**WHAT YOU SHOULD DO:**
Provide an exact reproduction of every entry.

**Saved data entries:**
########

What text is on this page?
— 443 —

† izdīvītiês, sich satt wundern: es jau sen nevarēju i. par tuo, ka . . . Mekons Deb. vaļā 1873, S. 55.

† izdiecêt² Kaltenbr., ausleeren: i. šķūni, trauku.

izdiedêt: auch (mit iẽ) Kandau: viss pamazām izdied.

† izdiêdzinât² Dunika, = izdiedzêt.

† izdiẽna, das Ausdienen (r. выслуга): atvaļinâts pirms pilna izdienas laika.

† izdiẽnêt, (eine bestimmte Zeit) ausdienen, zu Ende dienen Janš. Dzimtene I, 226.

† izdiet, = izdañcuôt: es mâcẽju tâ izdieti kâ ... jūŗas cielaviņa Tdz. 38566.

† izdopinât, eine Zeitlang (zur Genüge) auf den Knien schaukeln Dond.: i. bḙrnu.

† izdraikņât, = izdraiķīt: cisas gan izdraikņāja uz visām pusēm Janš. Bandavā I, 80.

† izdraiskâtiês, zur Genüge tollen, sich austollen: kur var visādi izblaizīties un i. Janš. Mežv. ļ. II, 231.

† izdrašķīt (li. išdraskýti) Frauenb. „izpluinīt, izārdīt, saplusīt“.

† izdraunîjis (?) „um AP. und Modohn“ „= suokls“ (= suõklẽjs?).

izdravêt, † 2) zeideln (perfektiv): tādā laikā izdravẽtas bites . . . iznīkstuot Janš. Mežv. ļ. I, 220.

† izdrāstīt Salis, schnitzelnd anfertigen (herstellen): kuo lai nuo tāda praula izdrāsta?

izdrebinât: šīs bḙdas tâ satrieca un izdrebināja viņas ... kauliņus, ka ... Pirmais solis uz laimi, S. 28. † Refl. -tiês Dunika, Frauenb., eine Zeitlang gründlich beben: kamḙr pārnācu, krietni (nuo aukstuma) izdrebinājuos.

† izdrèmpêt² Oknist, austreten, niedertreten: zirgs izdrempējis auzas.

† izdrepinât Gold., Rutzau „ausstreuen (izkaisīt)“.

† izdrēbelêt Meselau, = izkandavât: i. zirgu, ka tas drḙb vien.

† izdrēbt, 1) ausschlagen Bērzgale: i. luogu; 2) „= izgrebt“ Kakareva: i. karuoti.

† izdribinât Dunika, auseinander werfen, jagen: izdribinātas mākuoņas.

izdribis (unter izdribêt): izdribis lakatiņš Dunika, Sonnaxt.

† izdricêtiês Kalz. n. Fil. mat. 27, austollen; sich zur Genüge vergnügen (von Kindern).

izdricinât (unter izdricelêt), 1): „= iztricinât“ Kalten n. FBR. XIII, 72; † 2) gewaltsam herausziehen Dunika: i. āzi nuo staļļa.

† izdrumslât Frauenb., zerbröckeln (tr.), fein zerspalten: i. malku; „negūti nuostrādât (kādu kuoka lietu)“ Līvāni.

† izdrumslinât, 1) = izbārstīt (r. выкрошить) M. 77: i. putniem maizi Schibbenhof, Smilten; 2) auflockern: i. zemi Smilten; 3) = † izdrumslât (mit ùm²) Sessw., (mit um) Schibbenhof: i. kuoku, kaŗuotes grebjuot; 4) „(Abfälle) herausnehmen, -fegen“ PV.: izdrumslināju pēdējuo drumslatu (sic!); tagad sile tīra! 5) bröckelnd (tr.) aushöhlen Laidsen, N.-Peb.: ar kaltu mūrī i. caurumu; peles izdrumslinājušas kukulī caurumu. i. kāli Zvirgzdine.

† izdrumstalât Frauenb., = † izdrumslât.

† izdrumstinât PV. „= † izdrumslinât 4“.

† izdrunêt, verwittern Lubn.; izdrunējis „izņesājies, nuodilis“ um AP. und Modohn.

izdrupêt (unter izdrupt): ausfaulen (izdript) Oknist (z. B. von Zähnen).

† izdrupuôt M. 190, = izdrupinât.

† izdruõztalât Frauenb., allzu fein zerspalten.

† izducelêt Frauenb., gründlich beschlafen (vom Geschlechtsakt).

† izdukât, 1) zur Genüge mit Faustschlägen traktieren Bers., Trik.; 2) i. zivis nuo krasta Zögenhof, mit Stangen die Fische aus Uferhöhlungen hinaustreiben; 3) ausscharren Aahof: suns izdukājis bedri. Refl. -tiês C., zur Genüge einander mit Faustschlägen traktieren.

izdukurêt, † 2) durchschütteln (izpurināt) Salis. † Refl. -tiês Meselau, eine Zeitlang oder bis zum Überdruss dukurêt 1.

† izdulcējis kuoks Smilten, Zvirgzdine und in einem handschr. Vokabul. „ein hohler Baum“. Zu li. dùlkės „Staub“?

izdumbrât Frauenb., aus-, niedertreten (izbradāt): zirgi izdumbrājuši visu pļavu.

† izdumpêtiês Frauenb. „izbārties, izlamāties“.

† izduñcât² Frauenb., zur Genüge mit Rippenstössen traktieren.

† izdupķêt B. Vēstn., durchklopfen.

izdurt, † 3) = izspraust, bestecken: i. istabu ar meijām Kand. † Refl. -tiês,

########

**SOLUTION FOR THIS PROBLEM:**
What text is on this page?
— 443 —

† izdīvītiês, sich satt wundern: es jau sen nevarēju i. par tuo, ka . . . Mekons Deb. vaļā 1873, S. 55.

† izdiecêt² Kaltenbr., ausleeren: i. šķūni, trauku.

izdiedêt: auch (mit iẽ) Kandau: viss pamazām izdied.

† izdiêdzinât² Dunika, = izdiedzêt.

† izdiẽna, das Ausdienen (r. выслуга): atvaļinâts pirms pilna izdienas laika.

† izdiẽnêt, (eine bestimmte Zeit) ausdienen, zu Ende dienen Janš. Dzimtene I, 226.

† izdiet, = izdañcuôt: es mâcẽju tâ izdieti kâ ... jūŗas cielaviņa Tdz. 38566.

† izdopinât, eine Zeitlang (zur Genüge) auf den Knien schaukeln Dond.: i. bḙrnu.

† izdraikņât, = izdraiķīt: cisas gan izdraikņāja uz visām pusēm Janš. Bandavā I, 80.

† izdraiskâtiês, zur Genüge tollen, sich austollen: kur var visādi izblaizīties un i. Janš. Mežv. ļ. II, 231.

† izdrašķīt (li. išdraskýti) Frauenb. „izpluinīt, izārdīt, saplusīt“.

† izdraunîjis (?) „um AP. und Modohn“ „= suokls“ (= suõklẽjs?).

izdravêt, † 2) zeideln (perfektiv): tādā laikā izdravẽtas bites . . . iznīkstuot Janš. Mežv. ļ. I, 220.

† izdrāstīt Salis, schnitzelnd anfertigen (herstellen): kuo lai nuo tāda praula izdrāsta?

izdrebinât: šīs bḙdas tâ satrieca un izdrebināja viņas ... kauliņus, ka ... Pirmais solis uz laimi, S. 28. † Refl. -tiês Dunika, Frauenb., eine Zeitlang gründlich beben: kamḙr pārnācu, krietni (nuo aukstuma) izdrebinājuos.

† izdrèmpêt² Oknist, austreten, niedertreten: zirgs izdrempējis auzas.

† izdrepinât Gold., Rutzau „ausstreuen (izkaisīt)“.

† izdrēbelêt Meselau, = izkandavât: i. zirgu, ka tas drḙb vien.

† izdrēbt, 1) ausschlagen Bērzgale: i. luogu; 2) „= izgrebt“ Kakareva: i. karuoti.

† izdribinât Dunika, auseinander werfen, jagen: izdribinātas mākuoņas.

izdribis (unter izdribêt): izdribis lakatiņš Dunika, Sonnaxt.

† izdricêtiês Kalz. n. Fil. mat. 27, austollen; sich zur Genüge vergnügen (von Kindern).

izdricinât (unter izdricelêt), 1): „= iztricinât“ Kalten n. FBR. XIII, 72; † 2) gewaltsam herausziehen Dunika: i. āzi nuo staļļa.

† izdrumslât Frauenb., zerbröckeln (tr.), fein zerspalten: i. malku; „negūti nuostrādât (kādu kuoka lietu)“ Līvāni.

† izdrumslinât, 1) = izbārstīt (r. выкрошить) M. 77: i. putniem maizi Schibbenhof, Smilten; 2) auflockern: i. zemi Smilten; 3) = † izdrumslât (mit ùm²) Sessw., (mit um) Schibbenhof: i. kuoku, kaŗuotes grebjuot; 4) „(Abfälle) herausnehmen, -fegen“ PV.: izdrumslināju pēdējuo drumslatu (sic!); tagad sile tīra! 5) bröckelnd (tr.) aushöhlen Laidsen, N.-Peb.: ar kaltu mūrī i. caurumu; peles izdrumslinājušas kukulī caurumu. i. kāli Zvirgzdine.

† izdrumstalât Frauenb., = † izdrumslât.

† izdrumstinât PV. „= † izdrumslinât 4“.

† izdrunêt, verwittern Lubn.; izdrunējis „izņesājies, nuodilis“ um AP. und Modohn.

izdrupêt (unter izdrupt): ausfaulen (izdript) Oknist (z. B. von Zähnen).

† izdrupuôt M. 190, = izdrupinât.

† izdruõztalât Frauenb., allzu fein zerspalten.

† izducelêt Frauenb., gründlich beschlafen (vom Geschlechtsakt).

† izdukât, 1) zur Genüge mit Faustschlägen traktieren Bers., Trik.; 2) i. zivis nuo krasta Zögenhof, mit Stangen die Fische aus Uferhöhlungen hinaustreiben; 3) ausscharren Aahof: suns izdukājis bedri. Refl. -tiês C., zur Genüge einander mit Faustschlägen traktieren.

izdukurêt, † 2) durchschütteln (izpurināt) Salis. † Refl. -tiês Meselau, eine Zeitlang oder bis zum Überdruss dukurêt 1.

† izdulcējis kuoks Smilten, Zvirgzdine und in einem handschr. Vokabul. „ein hohler Baum“. Zu li. dùlkės „Staub“?

izdumbrât Frauenb., aus-, niedertreten (izbradāt): zirgi izdumbrājuši visu pļavu.

† izdumpêtiês Frauenb. „izbārties, izlamāties“.

† izduñcât² Frauenb., zur Genüge mit Rippenstössen traktieren.

† izdupķêt B. Vēstn., durchklopfen.

izdurt, † 3) = izspraust, bestecken: i. istabu ar meijām Kand. † Refl. -tiês,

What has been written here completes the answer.